• TASK GOAL: Return all lines in the material below that contain "JSON".

• MATERIAL TO PROCESS:
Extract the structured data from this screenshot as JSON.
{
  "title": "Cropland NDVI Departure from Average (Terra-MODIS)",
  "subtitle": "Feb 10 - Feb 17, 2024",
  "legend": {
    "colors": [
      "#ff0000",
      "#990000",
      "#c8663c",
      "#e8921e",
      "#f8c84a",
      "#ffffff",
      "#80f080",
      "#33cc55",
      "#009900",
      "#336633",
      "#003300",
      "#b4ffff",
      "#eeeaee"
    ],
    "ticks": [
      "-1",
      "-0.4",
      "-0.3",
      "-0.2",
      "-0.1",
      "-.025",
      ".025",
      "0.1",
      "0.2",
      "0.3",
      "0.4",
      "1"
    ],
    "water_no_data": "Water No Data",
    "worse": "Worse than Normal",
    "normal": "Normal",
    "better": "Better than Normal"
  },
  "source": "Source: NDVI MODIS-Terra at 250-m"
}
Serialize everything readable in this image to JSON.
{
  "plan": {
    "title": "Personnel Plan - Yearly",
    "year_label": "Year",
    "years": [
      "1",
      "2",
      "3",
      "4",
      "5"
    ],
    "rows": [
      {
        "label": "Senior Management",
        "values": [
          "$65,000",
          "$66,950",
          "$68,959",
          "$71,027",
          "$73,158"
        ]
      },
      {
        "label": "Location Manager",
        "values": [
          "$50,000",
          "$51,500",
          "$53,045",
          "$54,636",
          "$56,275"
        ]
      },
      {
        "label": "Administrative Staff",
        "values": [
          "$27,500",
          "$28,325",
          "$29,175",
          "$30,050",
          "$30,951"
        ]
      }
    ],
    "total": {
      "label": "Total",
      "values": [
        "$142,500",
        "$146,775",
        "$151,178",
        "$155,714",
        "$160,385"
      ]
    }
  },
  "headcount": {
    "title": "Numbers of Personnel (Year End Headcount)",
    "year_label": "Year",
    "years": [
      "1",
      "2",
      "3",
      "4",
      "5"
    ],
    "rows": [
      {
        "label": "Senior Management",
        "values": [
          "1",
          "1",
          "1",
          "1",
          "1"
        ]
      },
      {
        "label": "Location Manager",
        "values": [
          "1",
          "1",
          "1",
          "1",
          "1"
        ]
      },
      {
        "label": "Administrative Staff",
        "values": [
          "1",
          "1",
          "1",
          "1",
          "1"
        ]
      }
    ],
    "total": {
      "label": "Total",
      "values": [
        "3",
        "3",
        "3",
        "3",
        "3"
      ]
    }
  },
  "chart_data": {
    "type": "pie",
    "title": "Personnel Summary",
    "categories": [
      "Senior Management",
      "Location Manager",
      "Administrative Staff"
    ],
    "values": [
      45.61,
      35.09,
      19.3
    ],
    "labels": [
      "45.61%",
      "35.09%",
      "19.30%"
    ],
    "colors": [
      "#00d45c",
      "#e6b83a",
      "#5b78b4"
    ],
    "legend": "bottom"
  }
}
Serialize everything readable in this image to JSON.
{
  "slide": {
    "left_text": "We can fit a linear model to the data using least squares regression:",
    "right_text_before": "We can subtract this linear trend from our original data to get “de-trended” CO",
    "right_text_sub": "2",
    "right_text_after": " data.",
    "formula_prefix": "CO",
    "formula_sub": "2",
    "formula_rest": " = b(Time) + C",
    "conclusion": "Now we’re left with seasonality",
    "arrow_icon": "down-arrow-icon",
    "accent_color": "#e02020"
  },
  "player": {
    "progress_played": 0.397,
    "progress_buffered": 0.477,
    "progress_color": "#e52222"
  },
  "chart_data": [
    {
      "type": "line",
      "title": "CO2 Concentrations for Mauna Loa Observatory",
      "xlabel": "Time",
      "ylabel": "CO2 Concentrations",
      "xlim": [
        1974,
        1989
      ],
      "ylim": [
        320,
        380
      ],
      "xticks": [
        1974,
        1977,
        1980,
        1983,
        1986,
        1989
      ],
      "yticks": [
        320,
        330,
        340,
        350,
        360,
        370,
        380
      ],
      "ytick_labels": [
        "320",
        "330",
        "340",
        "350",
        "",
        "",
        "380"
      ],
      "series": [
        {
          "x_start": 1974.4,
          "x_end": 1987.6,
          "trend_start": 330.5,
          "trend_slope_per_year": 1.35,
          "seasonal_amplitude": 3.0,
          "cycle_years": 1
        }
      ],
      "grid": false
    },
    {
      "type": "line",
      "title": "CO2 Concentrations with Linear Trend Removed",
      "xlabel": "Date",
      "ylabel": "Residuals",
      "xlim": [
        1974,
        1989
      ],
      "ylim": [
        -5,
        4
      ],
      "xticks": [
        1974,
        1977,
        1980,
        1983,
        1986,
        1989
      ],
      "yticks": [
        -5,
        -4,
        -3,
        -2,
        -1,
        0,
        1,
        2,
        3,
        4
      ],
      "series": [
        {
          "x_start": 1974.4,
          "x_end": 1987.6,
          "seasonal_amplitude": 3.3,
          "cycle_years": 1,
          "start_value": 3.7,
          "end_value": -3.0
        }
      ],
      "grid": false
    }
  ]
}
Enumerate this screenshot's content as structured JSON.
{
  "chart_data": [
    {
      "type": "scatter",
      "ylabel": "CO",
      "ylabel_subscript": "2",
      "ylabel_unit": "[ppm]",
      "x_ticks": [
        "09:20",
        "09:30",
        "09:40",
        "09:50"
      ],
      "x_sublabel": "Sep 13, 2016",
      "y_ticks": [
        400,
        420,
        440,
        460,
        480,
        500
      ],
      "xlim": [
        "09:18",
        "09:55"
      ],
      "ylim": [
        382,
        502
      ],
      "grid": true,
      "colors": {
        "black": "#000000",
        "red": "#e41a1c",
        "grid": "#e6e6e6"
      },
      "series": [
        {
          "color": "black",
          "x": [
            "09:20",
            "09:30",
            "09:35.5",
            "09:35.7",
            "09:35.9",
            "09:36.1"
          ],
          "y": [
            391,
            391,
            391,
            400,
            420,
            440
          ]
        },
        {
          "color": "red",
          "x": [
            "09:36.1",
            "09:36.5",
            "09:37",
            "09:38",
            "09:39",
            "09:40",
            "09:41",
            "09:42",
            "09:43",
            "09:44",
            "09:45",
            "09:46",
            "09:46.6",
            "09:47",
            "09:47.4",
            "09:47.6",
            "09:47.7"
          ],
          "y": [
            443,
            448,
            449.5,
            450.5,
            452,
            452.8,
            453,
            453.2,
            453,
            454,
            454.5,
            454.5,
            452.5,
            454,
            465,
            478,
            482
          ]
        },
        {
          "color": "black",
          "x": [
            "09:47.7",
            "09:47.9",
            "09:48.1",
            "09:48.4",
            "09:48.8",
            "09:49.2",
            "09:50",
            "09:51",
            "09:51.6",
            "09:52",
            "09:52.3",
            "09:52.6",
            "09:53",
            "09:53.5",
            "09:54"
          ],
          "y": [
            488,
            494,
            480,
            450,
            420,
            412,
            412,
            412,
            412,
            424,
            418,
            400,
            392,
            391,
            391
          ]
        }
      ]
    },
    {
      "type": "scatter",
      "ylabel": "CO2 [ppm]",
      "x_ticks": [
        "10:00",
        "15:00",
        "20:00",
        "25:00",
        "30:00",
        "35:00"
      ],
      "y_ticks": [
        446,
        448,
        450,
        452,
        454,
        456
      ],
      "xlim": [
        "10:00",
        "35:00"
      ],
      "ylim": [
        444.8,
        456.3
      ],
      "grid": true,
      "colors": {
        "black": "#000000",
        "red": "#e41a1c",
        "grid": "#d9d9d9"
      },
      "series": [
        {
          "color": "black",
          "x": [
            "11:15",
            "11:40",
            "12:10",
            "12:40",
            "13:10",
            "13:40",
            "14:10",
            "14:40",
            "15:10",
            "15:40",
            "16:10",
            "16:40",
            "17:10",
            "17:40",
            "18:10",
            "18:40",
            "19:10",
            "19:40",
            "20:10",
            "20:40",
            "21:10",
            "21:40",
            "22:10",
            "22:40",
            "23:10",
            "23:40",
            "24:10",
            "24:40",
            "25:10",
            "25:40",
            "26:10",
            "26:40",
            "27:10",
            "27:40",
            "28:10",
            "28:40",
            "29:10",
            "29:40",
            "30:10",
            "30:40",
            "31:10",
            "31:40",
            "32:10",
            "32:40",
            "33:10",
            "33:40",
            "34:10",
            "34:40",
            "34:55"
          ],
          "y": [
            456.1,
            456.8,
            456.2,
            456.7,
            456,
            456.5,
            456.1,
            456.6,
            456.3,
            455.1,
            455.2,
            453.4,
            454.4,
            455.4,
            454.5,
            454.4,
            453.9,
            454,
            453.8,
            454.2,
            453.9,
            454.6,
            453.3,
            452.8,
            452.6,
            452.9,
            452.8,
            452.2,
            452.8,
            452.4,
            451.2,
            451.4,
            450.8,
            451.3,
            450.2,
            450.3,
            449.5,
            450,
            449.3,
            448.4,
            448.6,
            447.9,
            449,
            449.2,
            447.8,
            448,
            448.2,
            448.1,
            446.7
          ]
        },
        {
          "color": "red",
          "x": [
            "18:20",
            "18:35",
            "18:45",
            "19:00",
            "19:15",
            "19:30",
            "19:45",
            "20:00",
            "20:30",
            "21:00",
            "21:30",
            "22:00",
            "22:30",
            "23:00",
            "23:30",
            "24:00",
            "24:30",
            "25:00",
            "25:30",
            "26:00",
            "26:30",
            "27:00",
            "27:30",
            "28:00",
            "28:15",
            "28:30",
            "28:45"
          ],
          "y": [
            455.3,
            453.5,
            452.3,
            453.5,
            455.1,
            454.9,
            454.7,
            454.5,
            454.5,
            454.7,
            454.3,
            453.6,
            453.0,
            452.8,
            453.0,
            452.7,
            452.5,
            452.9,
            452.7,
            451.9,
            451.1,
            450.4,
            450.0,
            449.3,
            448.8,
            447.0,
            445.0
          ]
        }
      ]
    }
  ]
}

• FULL OUTPUT:
Extract the structured data from this screenshot as JSON.
Serialize everything readable in this image to JSON.
Serialize everything readable in this image to JSON.
Enumerate this screenshot's content as structured JSON.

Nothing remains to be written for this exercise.